[START]

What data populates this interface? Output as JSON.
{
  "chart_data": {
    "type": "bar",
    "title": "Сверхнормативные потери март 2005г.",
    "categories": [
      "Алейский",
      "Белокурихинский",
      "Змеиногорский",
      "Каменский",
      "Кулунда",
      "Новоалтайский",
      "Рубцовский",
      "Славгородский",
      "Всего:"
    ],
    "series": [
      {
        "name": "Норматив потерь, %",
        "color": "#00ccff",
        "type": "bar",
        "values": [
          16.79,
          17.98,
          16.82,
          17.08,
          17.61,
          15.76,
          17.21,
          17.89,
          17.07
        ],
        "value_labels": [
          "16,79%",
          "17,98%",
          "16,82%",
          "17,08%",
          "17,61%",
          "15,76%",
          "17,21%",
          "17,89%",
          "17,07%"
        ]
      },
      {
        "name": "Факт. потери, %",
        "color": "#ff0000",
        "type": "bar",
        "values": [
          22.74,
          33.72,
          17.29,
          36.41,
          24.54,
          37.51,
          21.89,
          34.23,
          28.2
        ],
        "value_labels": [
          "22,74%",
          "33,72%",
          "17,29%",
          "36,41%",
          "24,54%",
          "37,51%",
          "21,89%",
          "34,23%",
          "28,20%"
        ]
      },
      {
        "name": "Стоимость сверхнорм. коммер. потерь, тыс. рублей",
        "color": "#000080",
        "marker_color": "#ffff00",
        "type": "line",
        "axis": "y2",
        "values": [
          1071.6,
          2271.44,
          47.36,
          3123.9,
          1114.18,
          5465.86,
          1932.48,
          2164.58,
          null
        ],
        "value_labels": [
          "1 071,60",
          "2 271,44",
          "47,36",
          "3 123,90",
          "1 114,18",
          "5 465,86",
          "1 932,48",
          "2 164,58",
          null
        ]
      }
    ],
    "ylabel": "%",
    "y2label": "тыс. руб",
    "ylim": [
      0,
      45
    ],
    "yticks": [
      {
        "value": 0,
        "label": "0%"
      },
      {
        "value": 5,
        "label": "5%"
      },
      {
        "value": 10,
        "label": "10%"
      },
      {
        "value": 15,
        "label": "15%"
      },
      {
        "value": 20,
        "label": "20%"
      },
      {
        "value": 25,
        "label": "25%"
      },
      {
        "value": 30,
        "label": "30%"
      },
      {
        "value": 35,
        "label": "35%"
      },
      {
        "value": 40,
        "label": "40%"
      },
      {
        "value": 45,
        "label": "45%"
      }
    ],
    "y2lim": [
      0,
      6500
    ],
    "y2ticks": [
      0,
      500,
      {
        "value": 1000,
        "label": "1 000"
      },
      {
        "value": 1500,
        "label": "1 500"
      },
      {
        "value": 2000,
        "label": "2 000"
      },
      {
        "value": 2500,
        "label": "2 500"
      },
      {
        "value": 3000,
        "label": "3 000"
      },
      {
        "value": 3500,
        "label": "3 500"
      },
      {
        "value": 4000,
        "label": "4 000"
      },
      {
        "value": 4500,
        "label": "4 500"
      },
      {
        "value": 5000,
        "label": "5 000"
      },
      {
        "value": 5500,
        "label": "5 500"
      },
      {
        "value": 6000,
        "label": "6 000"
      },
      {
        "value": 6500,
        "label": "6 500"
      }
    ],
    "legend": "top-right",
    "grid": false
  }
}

[END]

** YOUR GOAL **
Write the entire listing out again, word for word.

** ANSWER TO THE PROBLEM **
What data populates this interface? Output as JSON.
{
  "chart_data": {
    "type": "bar",
    "title": "Сверхнормативные потери март 2005г.",
    "categories": [
      "Алейский",
      "Белокурихинский",
      "Змеиногорский",
      "Каменский",
      "Кулунда",
      "Новоалтайский",
      "Рубцовский",
      "Славгородский",
      "Всего:"
    ],
    "series": [
      {
        "name": "Норматив потерь, %",
        "color": "#00ccff",
        "type": "bar",
        "values": [
          16.79,
          17.98,
          16.82,
          17.08,
          17.61,
          15.76,
          17.21,
          17.89,
          17.07
        ],
        "value_labels": [
          "16,79%",
          "17,98%",
          "16,82%",
          "17,08%",
          "17,61%",
          "15,76%",
          "17,21%",
          "17,89%",
          "17,07%"
        ]
      },
      {
        "name": "Факт. потери, %",
        "color": "#ff0000",
        "type": "bar",
        "values": [
          22.74,
          33.72,
          17.29,
          36.41,
          24.54,
          37.51,
          21.89,
          34.23,
          28.2
        ],
        "value_labels": [
          "22,74%",
          "33,72%",
          "17,29%",
          "36,41%",
          "24,54%",
          "37,51%",
          "21,89%",
          "34,23%",
          "28,20%"
        ]
      },
      {
        "name": "Стоимость сверхнорм. коммер. потерь, тыс. рублей",
        "color": "#000080",
        "marker_color": "#ffff00",
        "type": "line",
        "axis": "y2",
        "values": [
          1071.6,
          2271.44,
          47.36,
          3123.9,
          1114.18,
          5465.86,
          1932.48,
          2164.58,
          null
        ],
        "value_labels": [
          "1 071,60",
          "2 271,44",
          "47,36",
          "3 123,90",
          "1 114,18",
          "5 465,86",
          "1 932,48",
          "2 164,58",
          null
        ]
      }
    ],
    "ylabel": "%",
    "y2label": "тыс. руб",
    "ylim": [
      0,
      45
    ],
    "yticks": [
      {
        "value": 0,
        "label": "0%"
      },
      {
        "value": 5,
        "label": "5%"
      },
      {
        "value": 10,
        "label": "10%"
      },
      {
        "value": 15,
        "label": "15%"
      },
      {
        "value": 20,
        "label": "20%"
      },
      {
        "value": 25,
        "label": "25%"
      },
      {
        "value": 30,
        "label": "30%"
      },
      {
        "value": 35,
        "label": "35%"
      },
      {
        "value": 40,
        "label": "40%"
      },
      {
        "value": 45,
        "label": "45%"
      }
    ],
    "y2lim": [
      0,
      6500
    ],
    "y2ticks": [
      0,
      500,
      {
        "value": 1000,
        "label": "1 000"
      },
      {
        "value": 1500,
        "label": "1 500"
      },
      {
        "value": 2000,
        "label": "2 000"
      },
      {
        "value": 2500,
        "label": "2 500"
      },
      {
        "value": 3000,
        "label": "3 000"
      },
      {
        "value": 3500,
        "label": "3 500"
      },
      {
        "value": 4000,
        "label": "4 000"
      },
      {
        "value": 4500,
        "label": "4 500"
      },
      {
        "value": 5000,
        "label": "5 000"
      },
      {
        "value": 5500,
        "label": "5 500"
      },
      {
        "value": 6000,
        "label": "6 000"
      },
      {
        "value": 6500,
        "label": "6 500"
      }
    ],
    "legend": "top-right",
    "grid": false
  }
}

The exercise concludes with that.